Figure record listings:
━━━━━━

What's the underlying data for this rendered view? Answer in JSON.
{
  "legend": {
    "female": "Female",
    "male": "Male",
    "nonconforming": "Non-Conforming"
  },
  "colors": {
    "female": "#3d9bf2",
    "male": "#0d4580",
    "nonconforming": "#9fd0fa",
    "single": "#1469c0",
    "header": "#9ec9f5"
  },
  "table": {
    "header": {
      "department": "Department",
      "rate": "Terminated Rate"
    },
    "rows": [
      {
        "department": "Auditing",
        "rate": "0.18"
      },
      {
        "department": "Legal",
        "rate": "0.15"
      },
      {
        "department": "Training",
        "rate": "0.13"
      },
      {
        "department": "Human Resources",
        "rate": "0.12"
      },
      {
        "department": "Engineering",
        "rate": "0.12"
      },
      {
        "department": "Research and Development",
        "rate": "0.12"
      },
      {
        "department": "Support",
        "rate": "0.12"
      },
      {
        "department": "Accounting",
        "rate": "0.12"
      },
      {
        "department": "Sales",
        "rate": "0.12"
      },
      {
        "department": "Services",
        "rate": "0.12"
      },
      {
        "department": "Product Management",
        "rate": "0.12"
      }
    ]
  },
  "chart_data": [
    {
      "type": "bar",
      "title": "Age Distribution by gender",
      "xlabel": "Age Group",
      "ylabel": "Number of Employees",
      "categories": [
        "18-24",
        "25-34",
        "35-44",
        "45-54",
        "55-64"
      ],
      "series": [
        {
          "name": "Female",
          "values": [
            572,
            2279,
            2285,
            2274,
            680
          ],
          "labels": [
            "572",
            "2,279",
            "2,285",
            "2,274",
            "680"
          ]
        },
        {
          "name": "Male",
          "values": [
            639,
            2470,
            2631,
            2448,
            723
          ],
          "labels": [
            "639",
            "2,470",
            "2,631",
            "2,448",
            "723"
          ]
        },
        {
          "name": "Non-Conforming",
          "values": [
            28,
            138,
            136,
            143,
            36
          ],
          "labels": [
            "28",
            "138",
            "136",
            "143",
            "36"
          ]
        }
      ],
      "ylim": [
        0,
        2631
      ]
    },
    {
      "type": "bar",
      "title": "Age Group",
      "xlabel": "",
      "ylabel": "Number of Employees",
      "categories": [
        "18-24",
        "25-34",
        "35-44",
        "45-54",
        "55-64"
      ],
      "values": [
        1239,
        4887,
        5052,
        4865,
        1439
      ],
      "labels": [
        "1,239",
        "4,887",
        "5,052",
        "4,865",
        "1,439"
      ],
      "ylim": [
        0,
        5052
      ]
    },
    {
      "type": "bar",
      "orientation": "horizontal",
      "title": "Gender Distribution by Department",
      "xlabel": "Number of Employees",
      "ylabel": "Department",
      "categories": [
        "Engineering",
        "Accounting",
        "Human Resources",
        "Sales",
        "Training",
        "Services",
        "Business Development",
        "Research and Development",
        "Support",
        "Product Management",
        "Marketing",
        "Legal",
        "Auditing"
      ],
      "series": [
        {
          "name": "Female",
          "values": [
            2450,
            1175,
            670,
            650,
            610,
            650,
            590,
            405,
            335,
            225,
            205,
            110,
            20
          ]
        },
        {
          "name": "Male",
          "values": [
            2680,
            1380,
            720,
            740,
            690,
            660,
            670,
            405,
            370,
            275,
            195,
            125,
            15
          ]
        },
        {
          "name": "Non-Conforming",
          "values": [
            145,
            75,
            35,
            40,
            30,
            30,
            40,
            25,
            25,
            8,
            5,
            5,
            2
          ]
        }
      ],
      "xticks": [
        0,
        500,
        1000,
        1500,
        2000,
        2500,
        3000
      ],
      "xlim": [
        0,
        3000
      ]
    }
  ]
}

━━━━━━

What is expected: Reproduce the entire listing word for word.

Output of the task:
What's the underlying data for this rendered view? Answer in JSON.
{
  "legend": {
    "female": "Female",
    "male": "Male",
    "nonconforming": "Non-Conforming"
  },
  "colors": {
    "female": "#3d9bf2",
    "male": "#0d4580",
    "nonconforming": "#9fd0fa",
    "single": "#1469c0",
    "header": "#9ec9f5"
  },
  "table": {
    "header": {
      "department": "Department",
      "rate": "Terminated Rate"
    },
    "rows": [
      {
        "department": "Auditing",
        "rate": "0.18"
      },
      {
        "department": "Legal",
        "rate": "0.15"
      },
      {
        "department": "Training",
        "rate": "0.13"
      },
      {
        "department": "Human Resources",
        "rate": "0.12"
      },
      {
        "department": "Engineering",
        "rate": "0.12"
      },
      {
        "department": "Research and Development",
        "rate": "0.12"
      },
      {
        "department": "Support",
        "rate": "0.12"
      },
      {
        "department": "Accounting",
        "rate": "0.12"
      },
      {
        "department": "Sales",
        "rate": "0.12"
      },
      {
        "department": "Services",
        "rate": "0.12"
      },
      {
        "department": "Product Management",
        "rate": "0.12"
      }
    ]
  },
  "chart_data": [
    {
      "type": "bar",
      "title": "Age Distribution by gender",
      "xlabel": "Age Group",
      "ylabel": "Number of Employees",
      "categories": [
        "18-24",
        "25-34",
        "35-44",
        "45-54",
        "55-64"
      ],
      "series": [
        {
          "name": "Female",
          "values": [
            572,
            2279,
            2285,
            2274,
            680
          ],
          "labels": [
            "572",
            "2,279",
            "2,285",
            "2,274",
            "680"
          ]
        },
        {
          "name": "Male",
          "values": [
            639,
            2470,
            2631,
            2448,
            723
          ],
          "labels": [
            "639",
            "2,470",
            "2,631",
            "2,448",
            "723"
          ]
        },
        {
          "name": "Non-Conforming",
          "values": [
            28,
            138,
            136,
            143,
            36
          ],
          "labels": [
            "28",
            "138",
            "136",
            "143",
            "36"
          ]
        }
      ],
      "ylim": [
        0,
        2631
      ]
    },
    {
      "type": "bar",
      "title": "Age Group",
      "xlabel": "",
      "ylabel": "Number of Employees",
      "categories": [
        "18-24",
        "25-34",
        "35-44",
        "45-54",
        "55-64"
      ],
      "values": [
        1239,
        4887,
        5052,
        4865,
        1439
      ],
      "labels": [
        "1,239",
        "4,887",
        "5,052",
        "4,865",
        "1,439"
      ],
      "ylim": [
        0,
        5052
      ]
    },
    {
      "type": "bar",
      "orientation": "horizontal",
      "title": "Gender Distribution by Department",
      "xlabel": "Number of Employees",
      "ylabel": "Department",
      "categories": [
        "Engineering",
        "Accounting",
        "Human Resources",
        "Sales",
        "Training",
        "Services",
        "Business Development",
        "Research and Development",
        "Support",
        "Product Management",
        "Marketing",
        "Legal",
        "Auditing"
      ],
      "series": [
        {
          "name": "Female",
          "values": [
            2450,
            1175,
            670,
            650,
            610,
            650,
            590,
            405,
            335,
            225,
            205,
            110,
            20
          ]
        },
        {
          "name": "Male",
          "values": [
            2680,
            1380,
            720,
            740,
            690,
            660,
            670,
            405,
            370,
            275,
            195,
            125,
            15
          ]
        },
        {
          "name": "Non-Conforming",
          "values": [
            145,
            75,
            35,
            40,
            30,
            30,
            40,
            25,
            25,
            8,
            5,
            5,
            2
          ]
        }
      ],
      "xticks": [
        0,
        500,
        1000,
        1500,
        2000,
        2500,
        3000
      ],
      "xlim": [
        0,
        3000
      ]
    }
  ]
}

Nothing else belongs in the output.